— BEGIN —

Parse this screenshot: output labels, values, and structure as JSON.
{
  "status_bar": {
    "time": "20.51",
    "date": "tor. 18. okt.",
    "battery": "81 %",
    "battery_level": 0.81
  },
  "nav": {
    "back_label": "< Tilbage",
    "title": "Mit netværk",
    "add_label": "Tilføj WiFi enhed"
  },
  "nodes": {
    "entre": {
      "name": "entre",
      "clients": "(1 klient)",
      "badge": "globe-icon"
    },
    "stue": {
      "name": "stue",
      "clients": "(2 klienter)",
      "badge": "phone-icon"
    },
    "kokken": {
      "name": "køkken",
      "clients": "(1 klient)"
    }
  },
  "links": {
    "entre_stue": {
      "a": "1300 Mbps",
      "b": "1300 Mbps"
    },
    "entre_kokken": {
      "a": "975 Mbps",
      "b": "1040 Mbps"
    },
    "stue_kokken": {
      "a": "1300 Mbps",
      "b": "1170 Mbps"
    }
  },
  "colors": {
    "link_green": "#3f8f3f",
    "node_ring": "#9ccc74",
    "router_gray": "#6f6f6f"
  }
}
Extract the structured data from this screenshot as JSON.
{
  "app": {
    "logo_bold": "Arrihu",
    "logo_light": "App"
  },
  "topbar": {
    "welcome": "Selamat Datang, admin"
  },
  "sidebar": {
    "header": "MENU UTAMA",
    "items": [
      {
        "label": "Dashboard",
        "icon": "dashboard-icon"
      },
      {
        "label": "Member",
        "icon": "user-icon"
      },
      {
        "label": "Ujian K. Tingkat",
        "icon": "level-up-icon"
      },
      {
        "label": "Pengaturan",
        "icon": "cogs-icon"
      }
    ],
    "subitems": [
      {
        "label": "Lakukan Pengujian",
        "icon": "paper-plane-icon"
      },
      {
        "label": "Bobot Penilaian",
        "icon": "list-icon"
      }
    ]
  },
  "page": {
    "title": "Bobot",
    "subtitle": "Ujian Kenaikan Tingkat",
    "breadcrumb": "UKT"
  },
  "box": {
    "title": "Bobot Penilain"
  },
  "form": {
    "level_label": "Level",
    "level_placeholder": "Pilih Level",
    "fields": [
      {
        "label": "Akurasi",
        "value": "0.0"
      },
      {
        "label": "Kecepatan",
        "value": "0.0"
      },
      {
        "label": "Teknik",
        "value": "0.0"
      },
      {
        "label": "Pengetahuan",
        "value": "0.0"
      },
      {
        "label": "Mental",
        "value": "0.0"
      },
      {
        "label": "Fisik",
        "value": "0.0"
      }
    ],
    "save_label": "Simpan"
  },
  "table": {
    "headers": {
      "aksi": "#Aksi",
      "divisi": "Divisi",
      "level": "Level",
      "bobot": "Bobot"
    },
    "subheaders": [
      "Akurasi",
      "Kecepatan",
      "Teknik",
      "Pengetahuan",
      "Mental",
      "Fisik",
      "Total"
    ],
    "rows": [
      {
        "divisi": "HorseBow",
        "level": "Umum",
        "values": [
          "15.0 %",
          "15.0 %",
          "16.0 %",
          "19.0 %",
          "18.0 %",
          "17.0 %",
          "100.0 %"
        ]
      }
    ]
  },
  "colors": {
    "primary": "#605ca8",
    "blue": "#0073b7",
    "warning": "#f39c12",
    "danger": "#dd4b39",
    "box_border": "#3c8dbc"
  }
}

— END —

■ AIM
List every line above containing the word "this".

■ FULL RESPONSE
Parse this screenshot: output labels, values, and structure as JSON.
Extract the structured data from this screenshot as JSON.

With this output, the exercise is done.